--- Begin Records for processing ---

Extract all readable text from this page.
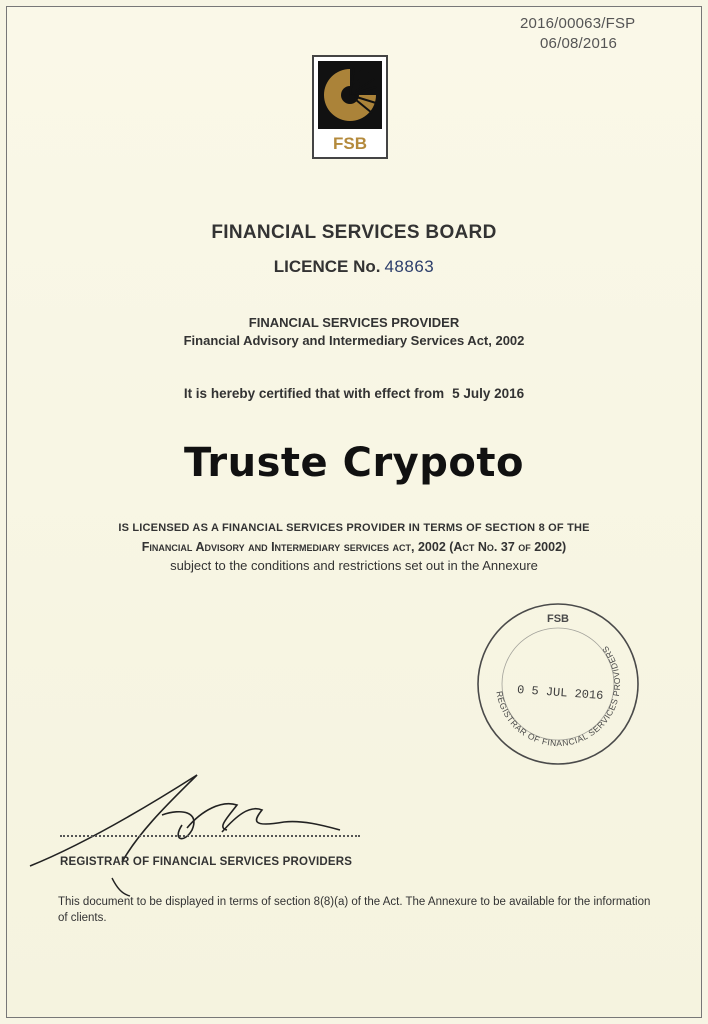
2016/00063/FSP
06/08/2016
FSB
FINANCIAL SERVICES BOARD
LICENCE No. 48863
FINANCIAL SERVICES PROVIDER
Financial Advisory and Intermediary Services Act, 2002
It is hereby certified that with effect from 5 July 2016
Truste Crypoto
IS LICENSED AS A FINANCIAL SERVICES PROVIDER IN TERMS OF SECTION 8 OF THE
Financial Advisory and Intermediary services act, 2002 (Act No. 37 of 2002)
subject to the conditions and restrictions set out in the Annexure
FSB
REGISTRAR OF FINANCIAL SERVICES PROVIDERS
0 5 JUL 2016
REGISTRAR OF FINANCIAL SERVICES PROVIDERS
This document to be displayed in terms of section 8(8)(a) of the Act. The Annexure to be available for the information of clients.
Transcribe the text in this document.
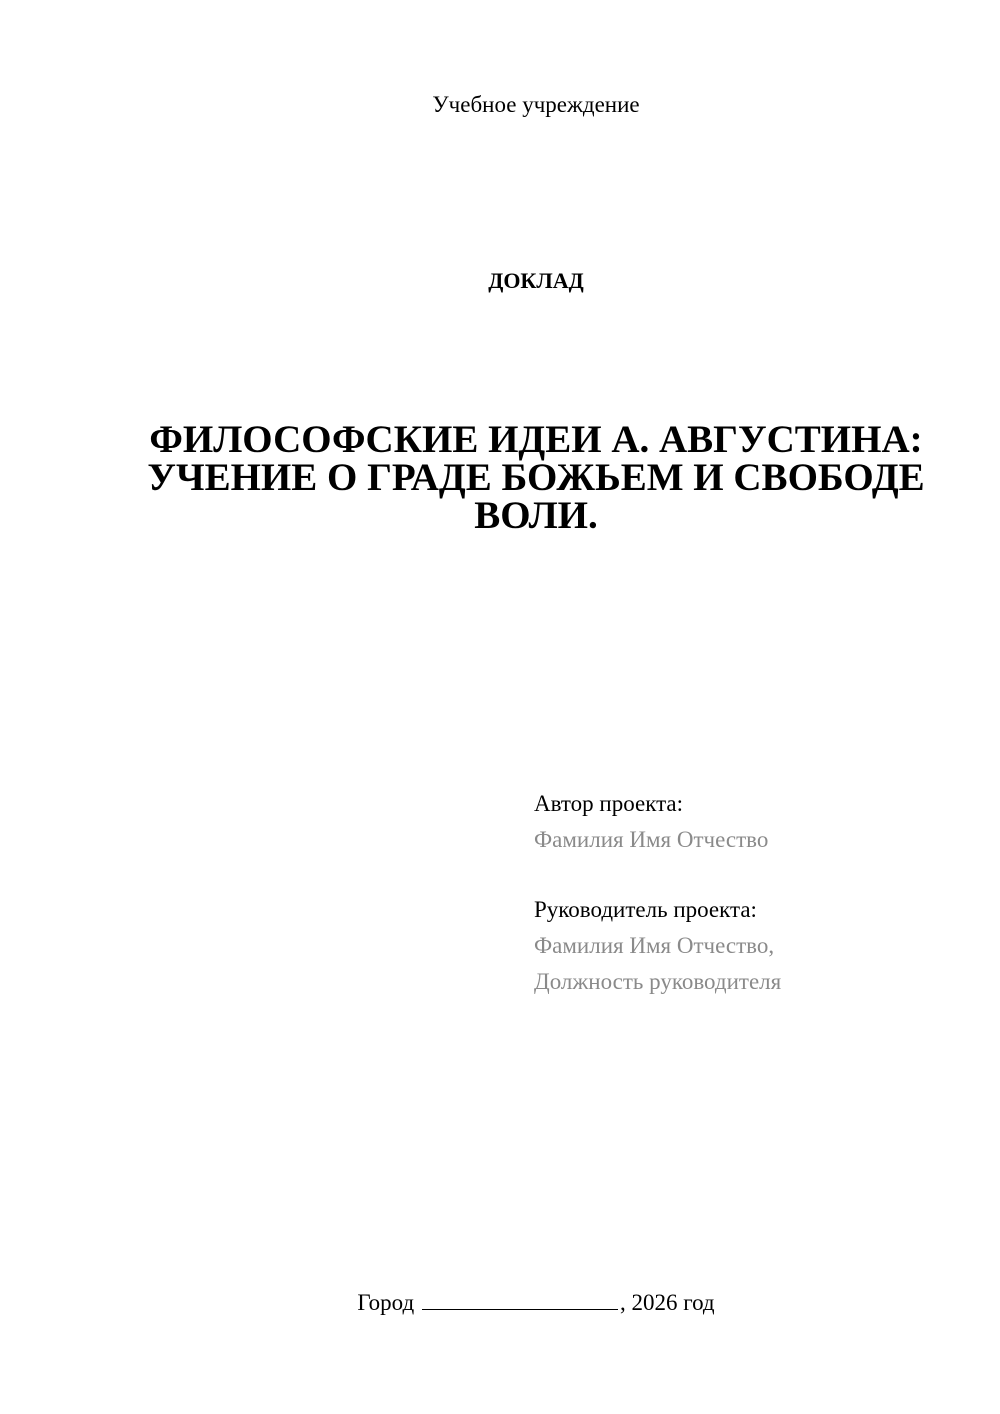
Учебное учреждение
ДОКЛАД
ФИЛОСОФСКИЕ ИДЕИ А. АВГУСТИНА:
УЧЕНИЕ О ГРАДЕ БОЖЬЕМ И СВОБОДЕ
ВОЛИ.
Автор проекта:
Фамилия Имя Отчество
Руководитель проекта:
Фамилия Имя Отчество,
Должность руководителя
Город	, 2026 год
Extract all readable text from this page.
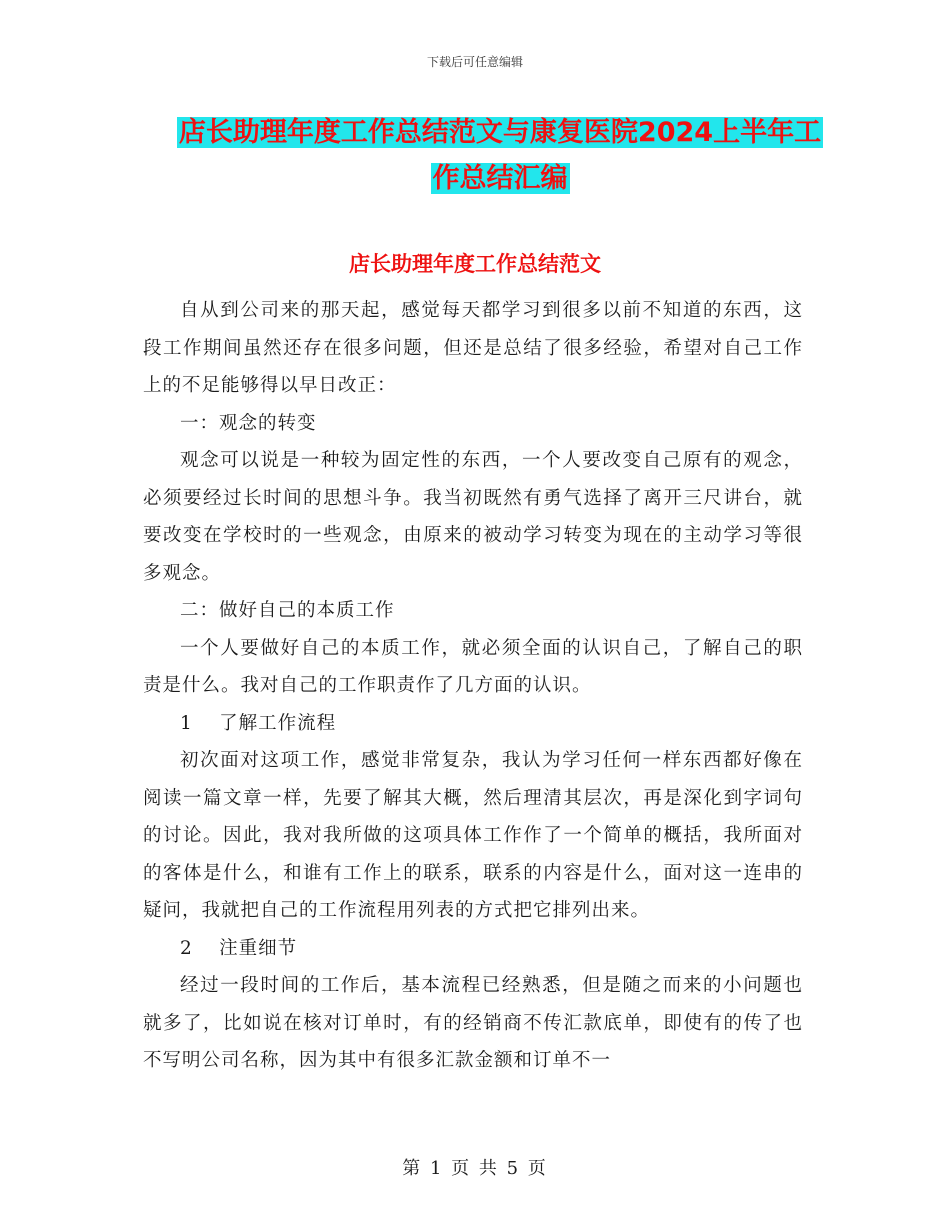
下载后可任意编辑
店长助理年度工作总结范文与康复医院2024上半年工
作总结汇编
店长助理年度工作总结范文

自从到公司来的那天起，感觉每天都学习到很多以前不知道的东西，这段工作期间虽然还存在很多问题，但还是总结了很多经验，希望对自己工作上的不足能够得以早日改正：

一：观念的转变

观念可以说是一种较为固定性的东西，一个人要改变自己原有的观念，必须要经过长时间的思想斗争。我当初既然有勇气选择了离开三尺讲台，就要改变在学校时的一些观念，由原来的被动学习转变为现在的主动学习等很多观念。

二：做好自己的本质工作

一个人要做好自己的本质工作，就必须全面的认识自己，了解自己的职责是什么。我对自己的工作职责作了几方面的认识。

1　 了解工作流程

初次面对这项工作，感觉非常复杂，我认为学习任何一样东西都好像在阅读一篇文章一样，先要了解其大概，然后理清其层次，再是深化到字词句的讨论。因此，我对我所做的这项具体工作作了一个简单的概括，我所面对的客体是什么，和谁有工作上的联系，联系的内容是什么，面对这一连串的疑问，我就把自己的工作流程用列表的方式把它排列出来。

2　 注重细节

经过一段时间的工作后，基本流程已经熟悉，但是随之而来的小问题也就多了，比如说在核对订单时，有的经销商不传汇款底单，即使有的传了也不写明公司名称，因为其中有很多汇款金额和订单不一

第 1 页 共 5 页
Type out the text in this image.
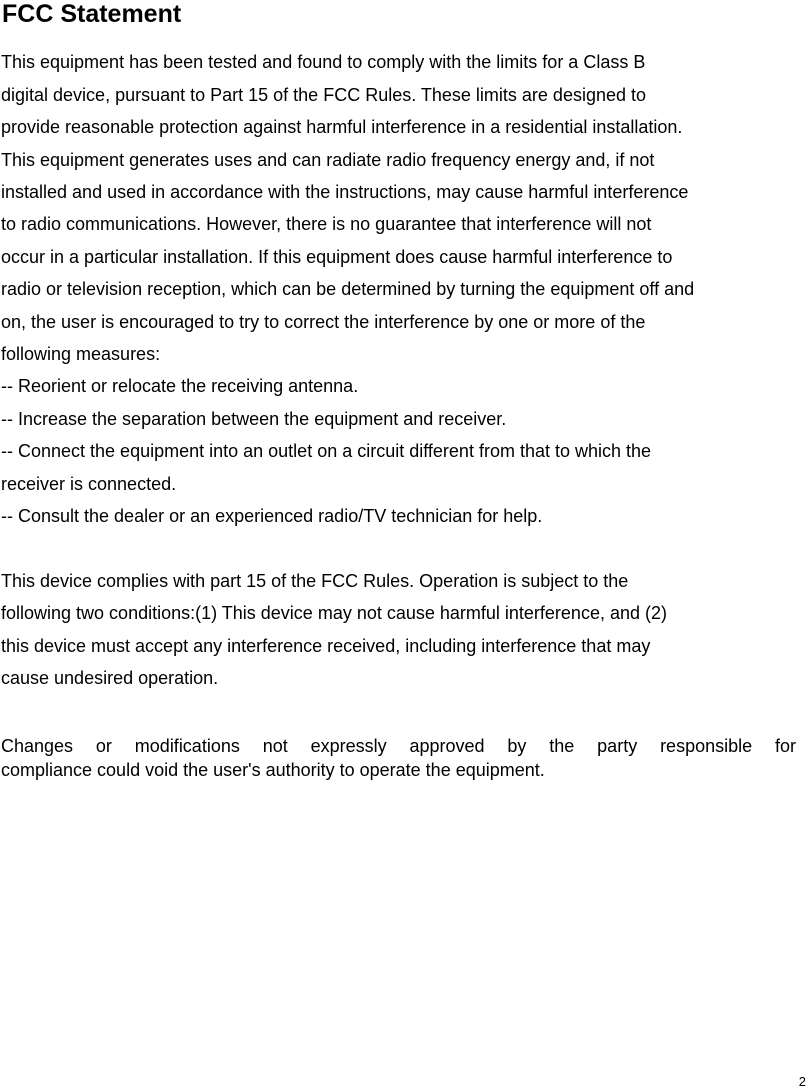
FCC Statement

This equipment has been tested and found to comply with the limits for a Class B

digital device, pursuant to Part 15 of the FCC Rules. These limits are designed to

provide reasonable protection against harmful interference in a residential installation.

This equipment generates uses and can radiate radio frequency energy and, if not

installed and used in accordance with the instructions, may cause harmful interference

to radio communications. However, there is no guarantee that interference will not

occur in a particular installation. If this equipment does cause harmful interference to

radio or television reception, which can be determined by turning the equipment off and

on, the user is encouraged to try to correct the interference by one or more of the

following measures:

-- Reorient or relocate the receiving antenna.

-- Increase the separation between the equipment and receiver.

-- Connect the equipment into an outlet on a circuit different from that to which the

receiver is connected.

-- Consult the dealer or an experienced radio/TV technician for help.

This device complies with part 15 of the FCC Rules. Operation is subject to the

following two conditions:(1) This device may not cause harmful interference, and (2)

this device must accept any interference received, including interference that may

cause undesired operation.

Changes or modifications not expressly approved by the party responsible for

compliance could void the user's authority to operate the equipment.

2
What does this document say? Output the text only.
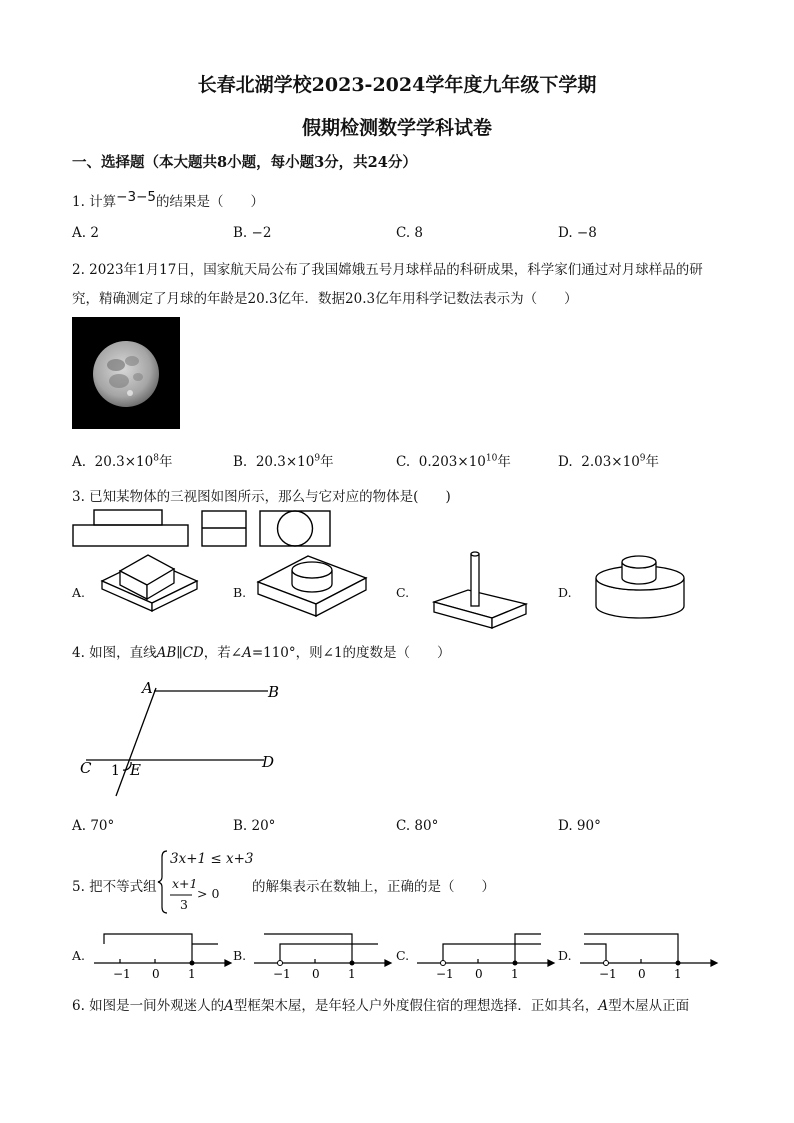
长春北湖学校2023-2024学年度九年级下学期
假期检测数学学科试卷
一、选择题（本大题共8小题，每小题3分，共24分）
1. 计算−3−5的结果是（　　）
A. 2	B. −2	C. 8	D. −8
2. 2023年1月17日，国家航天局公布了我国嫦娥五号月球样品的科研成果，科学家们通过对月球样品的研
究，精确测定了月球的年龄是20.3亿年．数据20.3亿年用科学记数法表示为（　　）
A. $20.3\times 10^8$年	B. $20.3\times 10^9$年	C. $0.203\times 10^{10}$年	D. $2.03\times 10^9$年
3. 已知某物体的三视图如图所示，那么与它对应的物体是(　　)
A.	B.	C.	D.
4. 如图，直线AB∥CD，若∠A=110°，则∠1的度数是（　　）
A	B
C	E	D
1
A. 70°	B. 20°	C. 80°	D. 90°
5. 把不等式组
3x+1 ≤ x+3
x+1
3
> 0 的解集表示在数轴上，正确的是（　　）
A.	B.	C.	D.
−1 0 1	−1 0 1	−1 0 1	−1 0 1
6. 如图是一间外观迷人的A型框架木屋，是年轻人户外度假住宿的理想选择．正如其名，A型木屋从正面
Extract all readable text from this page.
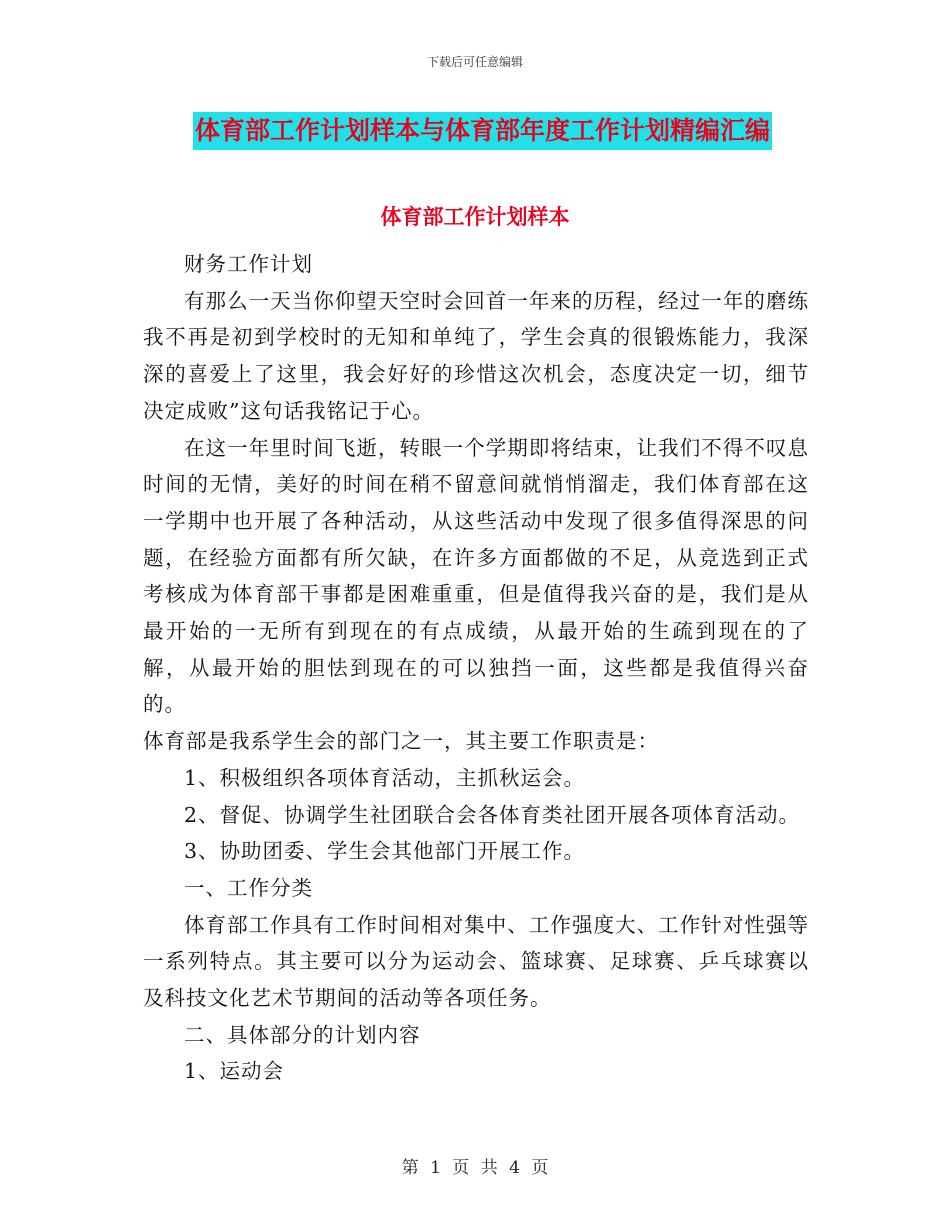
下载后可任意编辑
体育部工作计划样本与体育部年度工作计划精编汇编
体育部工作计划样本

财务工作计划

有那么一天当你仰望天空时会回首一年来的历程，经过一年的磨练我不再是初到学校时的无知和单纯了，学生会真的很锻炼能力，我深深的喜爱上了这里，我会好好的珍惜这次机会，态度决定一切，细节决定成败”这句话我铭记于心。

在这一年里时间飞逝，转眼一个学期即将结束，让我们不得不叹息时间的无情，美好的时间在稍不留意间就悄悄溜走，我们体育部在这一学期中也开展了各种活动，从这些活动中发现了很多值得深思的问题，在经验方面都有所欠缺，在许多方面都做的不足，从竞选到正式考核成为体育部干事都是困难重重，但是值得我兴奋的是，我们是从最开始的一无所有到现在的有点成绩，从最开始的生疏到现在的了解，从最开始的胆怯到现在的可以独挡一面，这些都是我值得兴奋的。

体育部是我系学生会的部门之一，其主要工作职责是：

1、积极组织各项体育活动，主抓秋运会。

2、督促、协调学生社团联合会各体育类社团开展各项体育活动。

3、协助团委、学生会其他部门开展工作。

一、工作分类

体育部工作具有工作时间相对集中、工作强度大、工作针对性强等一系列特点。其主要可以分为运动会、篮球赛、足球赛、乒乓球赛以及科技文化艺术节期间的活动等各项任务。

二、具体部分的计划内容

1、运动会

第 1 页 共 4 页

--- End Records for processing ---

Problem description: The copy should begin at the line containing "What does this" and end at the last line of the data above; please restate those lines word for word without the pictures.

Response to this task:
What does this document say? Output the text only.
长春北湖学校2023-2024学年度九年级下学期
假期检测数学学科试卷
一、选择题（本大题共8小题，每小题3分，共24分）
1. 计算−3−5的结果是（　　）
A. 2	B. −2	C. 8	D. −8
2. 2023年1月17日，国家航天局公布了我国嫦娥五号月球样品的科研成果，科学家们通过对月球样品的研
究，精确测定了月球的年龄是20.3亿年．数据20.3亿年用科学记数法表示为（　　）
A. $20.3\times 10^8$年	B. $20.3\times 10^9$年	C. $0.203\times 10^{10}$年	D. $2.03\times 10^9$年
3. 已知某物体的三视图如图所示，那么与它对应的物体是(　　)
A.	B.	C.	D.
4. 如图，直线AB∥CD，若∠A=110°，则∠1的度数是（　　）
A	B
C	E	D
1
A. 70°	B. 20°	C. 80°	D. 90°
5. 把不等式组
3x+1 ≤ x+3
x+1
3
> 0 的解集表示在数轴上，正确的是（　　）
A.	B.	C.	D.
−1 0 1	−1 0 1	−1 0 1	−1 0 1
6. 如图是一间外观迷人的A型框架木屋，是年轻人户外度假住宿的理想选择．正如其名，A型木屋从正面
Extract all readable text from this page.
下载后可任意编辑
体育部工作计划样本与体育部年度工作计划精编汇编
体育部工作计划样本

财务工作计划

有那么一天当你仰望天空时会回首一年来的历程，经过一年的磨练我不再是初到学校时的无知和单纯了，学生会真的很锻炼能力，我深深的喜爱上了这里，我会好好的珍惜这次机会，态度决定一切，细节决定成败”这句话我铭记于心。

在这一年里时间飞逝，转眼一个学期即将结束，让我们不得不叹息时间的无情，美好的时间在稍不留意间就悄悄溜走，我们体育部在这一学期中也开展了各种活动，从这些活动中发现了很多值得深思的问题，在经验方面都有所欠缺，在许多方面都做的不足，从竞选到正式考核成为体育部干事都是困难重重，但是值得我兴奋的是，我们是从最开始的一无所有到现在的有点成绩，从最开始的生疏到现在的了解，从最开始的胆怯到现在的可以独挡一面，这些都是我值得兴奋的。

体育部是我系学生会的部门之一，其主要工作职责是：

1、积极组织各项体育活动，主抓秋运会。

2、督促、协调学生社团联合会各体育类社团开展各项体育活动。

3、协助团委、学生会其他部门开展工作。

一、工作分类

体育部工作具有工作时间相对集中、工作强度大、工作针对性强等一系列特点。其主要可以分为运动会、篮球赛、足球赛、乒乓球赛以及科技文化艺术节期间的活动等各项任务。

二、具体部分的计划内容

1、运动会

第 1 页 共 4 页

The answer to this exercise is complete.